_WHAT THE EXERCISE ASKS_
Reproduce every entry below precisely. Pictures are excluded from the copy.

_MATERIAL FOR THIS TASK_
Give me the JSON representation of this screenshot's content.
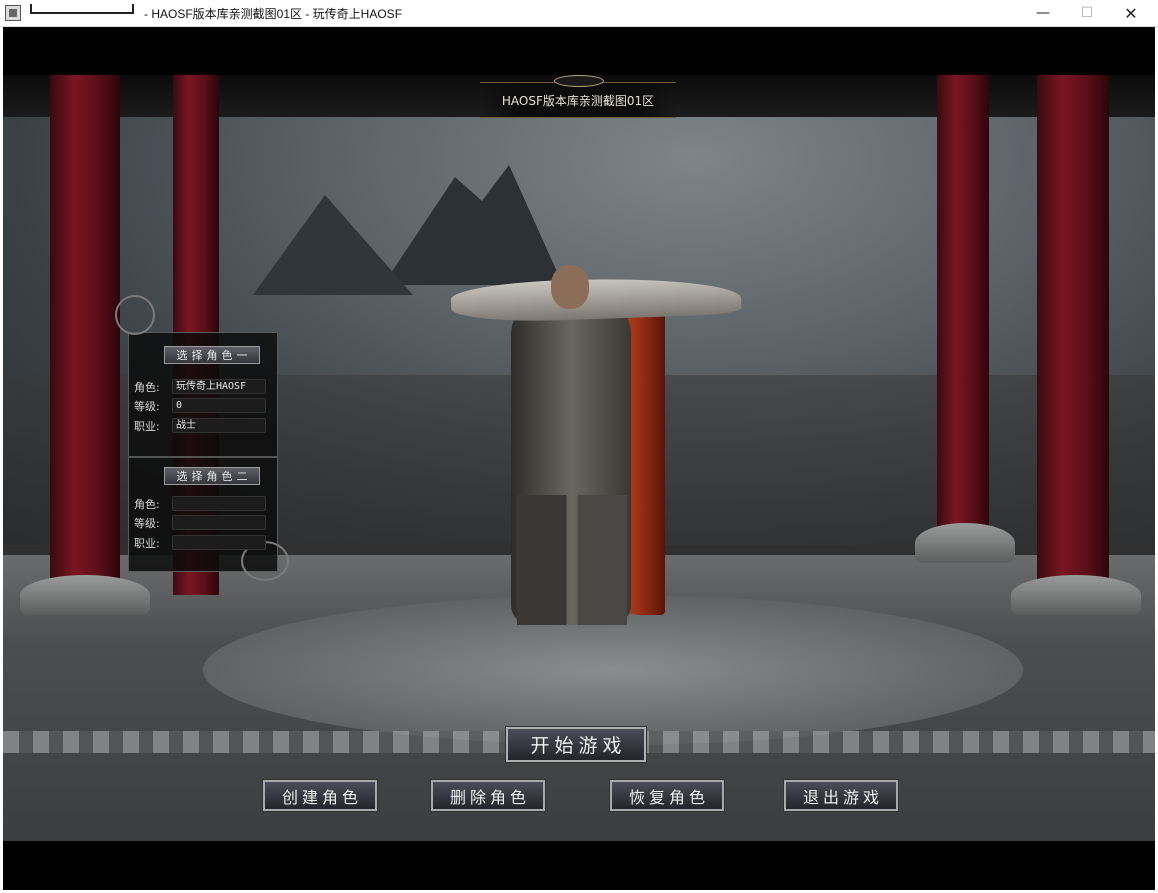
{
  "window": {
    "title": "- HAOSF版本库亲测截图01区 - 玩传奇上HAOSF",
    "minimize_glyph": "—",
    "maximize_glyph": "☐",
    "close_glyph": "✕"
  },
  "game": {
    "server_banner": "HAOSF版本库亲测截图01区"
  },
  "select_panel": {
    "slot1": {
      "button_label": "选择角色一",
      "labels": {
        "name": "角色:",
        "level": "等级:",
        "class": "职业:"
      },
      "values": {
        "name": "玩传奇上HAOSF",
        "level": "0",
        "class": "战士"
      }
    },
    "slot2": {
      "button_label": "选择角色二",
      "labels": {
        "name": "角色:",
        "level": "等级:",
        "class": "职业:"
      },
      "values": {
        "name": "",
        "level": "",
        "class": ""
      }
    }
  },
  "buttons": {
    "start": "开始游戏",
    "create": "创建角色",
    "delete": "删除角色",
    "restore": "恢复角色",
    "exit": "退出游戏"
  }
}
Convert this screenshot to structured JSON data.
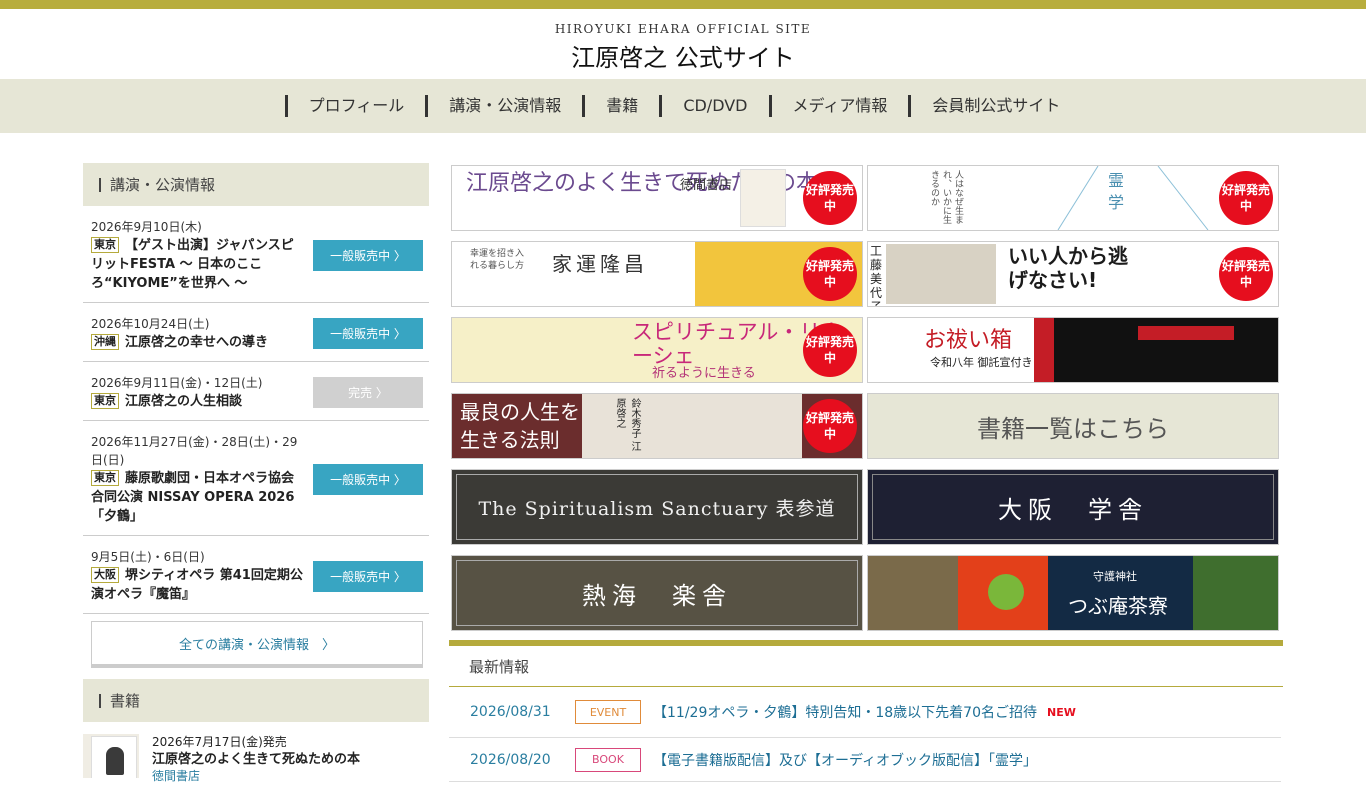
{
  "site": {
    "en_title": "HIROYUKI EHARA OFFICIAL SITE",
    "ja_title": "江原啓之 公式サイト"
  },
  "nav": [
    "プロフィール",
    "講演・公演情報",
    "書籍",
    "CD/DVD",
    "メディア情報",
    "会員制公式サイト"
  ],
  "events_section": {
    "heading": "講演・公演情報",
    "events": [
      {
        "date": "2026年9月10日(木)",
        "pref": "東京",
        "title": "【ゲスト出演】ジャパンスピリットFESTA 〜 日本のこころ“KIYOME”を世界へ 〜",
        "button": "一般販売中 〉"
      },
      {
        "date": "2026年10月24日(土)",
        "pref": "沖縄",
        "title": "江原啓之の幸せへの導き",
        "button": "一般販売中 〉"
      },
      {
        "date": "2026年9月11日(金)・12日(土)",
        "pref": "東京",
        "title": "江原啓之の人生相談",
        "button": "完売 〉"
      },
      {
        "date": "2026年11月27日(金)・28日(土)・29日(日)",
        "pref": "東京",
        "title": "藤原歌劇団・日本オペラ協会合同公演 NISSAY OPERA 2026 「夕鶴」",
        "button": "一般販売中 〉"
      },
      {
        "date": "9月5日(土)・6日(日)",
        "pref": "大阪",
        "title": "堺シティオペラ 第41回定期公演オペラ『魔笛』",
        "button": "一般販売中 〉"
      }
    ],
    "all_link": "全ての講演・公演情報　〉"
  },
  "books_section": {
    "heading": "書籍",
    "item": {
      "date": "2026年7月17日(金)発売",
      "title": "江原啓之のよく生きて死ぬための本",
      "publisher": "徳間書店"
    }
  },
  "banners": [
    {
      "title": "江原啓之のよく生きて死ぬための本",
      "sub": "徳間書店",
      "badge": "好評発売中"
    },
    {
      "title": "霊学",
      "sub": "人はなぜ生まれ、いかに生きるのか",
      "badge": "好評発売中"
    },
    {
      "title": "家運隆昌",
      "sub": "幸運を招き入れる暮らし方",
      "badge": "好評発売中"
    },
    {
      "title": "いい人から逃げなさい!",
      "sub": "工藤美代子 江原啓之",
      "badge": "好評発売中"
    },
    {
      "title": "スピリチュアル・リナーシェ",
      "sub": "祈るように生きる",
      "badge": "好評発売中"
    },
    {
      "title": "お祓い箱",
      "sub": "令和八年 御託宣付き",
      "badge": "好評発売中"
    },
    {
      "title": "最良の人生を生きる法則",
      "sub": "鈴木秀子 江原啓之",
      "badge": "好評発売中"
    },
    {
      "title": "書籍一覧はこちら",
      "sub": "",
      "badge": ""
    },
    {
      "title": "The Spiritualism Sanctuary 表参道",
      "sub": "",
      "badge": ""
    },
    {
      "title": "大阪　学舎",
      "sub": "",
      "badge": ""
    },
    {
      "title": "熱海　楽舎",
      "sub": "",
      "badge": ""
    },
    {
      "title": "つぶ庵茶寮",
      "sub": "守護神社",
      "badge": ""
    }
  ],
  "news": {
    "heading": "最新情報",
    "items": [
      {
        "date": "2026/08/31",
        "category": "EVENT",
        "title": "【11/29オペラ・夕鶴】特別告知・18歳以下先着70名ご招待",
        "new": "NEW"
      },
      {
        "date": "2026/08/20",
        "category": "BOOK",
        "title": "【電子書籍版配信】及び【オーディオブック版配信】「霊学」",
        "new": ""
      }
    ]
  }
}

_ANSWER FOR THIS EXERCISE_
Give me the JSON representation of this screenshot's content.
{
  "window": {
    "title": "- HAOSF版本库亲测截图01区 - 玩传奇上HAOSF",
    "minimize_glyph": "—",
    "maximize_glyph": "☐",
    "close_glyph": "✕"
  },
  "game": {
    "server_banner": "HAOSF版本库亲测截图01区"
  },
  "select_panel": {
    "slot1": {
      "button_label": "选择角色一",
      "labels": {
        "name": "角色:",
        "level": "等级:",
        "class": "职业:"
      },
      "values": {
        "name": "玩传奇上HAOSF",
        "level": "0",
        "class": "战士"
      }
    },
    "slot2": {
      "button_label": "选择角色二",
      "labels": {
        "name": "角色:",
        "level": "等级:",
        "class": "职业:"
      },
      "values": {
        "name": "",
        "level": "",
        "class": ""
      }
    }
  },
  "buttons": {
    "start": "开始游戏",
    "create": "创建角色",
    "delete": "删除角色",
    "restore": "恢复角色",
    "exit": "退出游戏"
  }
}
Convert this screenshot to structured JSON data.
{
  "site": {
    "en_title": "HIROYUKI EHARA OFFICIAL SITE",
    "ja_title": "江原啓之 公式サイト"
  },
  "nav": [
    "プロフィール",
    "講演・公演情報",
    "書籍",
    "CD/DVD",
    "メディア情報",
    "会員制公式サイト"
  ],
  "events_section": {
    "heading": "講演・公演情報",
    "events": [
      {
        "date": "2026年9月10日(木)",
        "pref": "東京",
        "title": "【ゲスト出演】ジャパンスピリットFESTA 〜 日本のこころ“KIYOME”を世界へ 〜",
        "button": "一般販売中 〉"
      },
      {
        "date": "2026年10月24日(土)",
        "pref": "沖縄",
        "title": "江原啓之の幸せへの導き",
        "button": "一般販売中 〉"
      },
      {
        "date": "2026年9月11日(金)・12日(土)",
        "pref": "東京",
        "title": "江原啓之の人生相談",
        "button": "完売 〉"
      },
      {
        "date": "2026年11月27日(金)・28日(土)・29日(日)",
        "pref": "東京",
        "title": "藤原歌劇団・日本オペラ協会合同公演 NISSAY OPERA 2026 「夕鶴」",
        "button": "一般販売中 〉"
      },
      {
        "date": "9月5日(土)・6日(日)",
        "pref": "大阪",
        "title": "堺シティオペラ 第41回定期公演オペラ『魔笛』",
        "button": "一般販売中 〉"
      }
    ],
    "all_link": "全ての講演・公演情報　〉"
  },
  "books_section": {
    "heading": "書籍",
    "item": {
      "date": "2026年7月17日(金)発売",
      "title": "江原啓之のよく生きて死ぬための本",
      "publisher": "徳間書店"
    }
  },
  "banners": [
    {
      "title": "江原啓之のよく生きて死ぬための本",
      "sub": "徳間書店",
      "badge": "好評発売中"
    },
    {
      "title": "霊学",
      "sub": "人はなぜ生まれ、いかに生きるのか",
      "badge": "好評発売中"
    },
    {
      "title": "家運隆昌",
      "sub": "幸運を招き入れる暮らし方",
      "badge": "好評発売中"
    },
    {
      "title": "いい人から逃げなさい!",
      "sub": "工藤美代子 江原啓之",
      "badge": "好評発売中"
    },
    {
      "title": "スピリチュアル・リナーシェ",
      "sub": "祈るように生きる",
      "badge": "好評発売中"
    },
    {
      "title": "お祓い箱",
      "sub": "令和八年 御託宣付き",
      "badge": "好評発売中"
    },
    {
      "title": "最良の人生を生きる法則",
      "sub": "鈴木秀子 江原啓之",
      "badge": "好評発売中"
    },
    {
      "title": "書籍一覧はこちら",
      "sub": "",
      "badge": ""
    },
    {
      "title": "The Spiritualism Sanctuary 表参道",
      "sub": "",
      "badge": ""
    },
    {
      "title": "大阪　学舎",
      "sub": "",
      "badge": ""
    },
    {
      "title": "熱海　楽舎",
      "sub": "",
      "badge": ""
    },
    {
      "title": "つぶ庵茶寮",
      "sub": "守護神社",
      "badge": ""
    }
  ],
  "news": {
    "heading": "最新情報",
    "items": [
      {
        "date": "2026/08/31",
        "category": "EVENT",
        "title": "【11/29オペラ・夕鶴】特別告知・18歳以下先着70名ご招待",
        "new": "NEW"
      },
      {
        "date": "2026/08/20",
        "category": "BOOK",
        "title": "【電子書籍版配信】及び【オーディオブック版配信】「霊学」",
        "new": ""
      }
    ]
  }
}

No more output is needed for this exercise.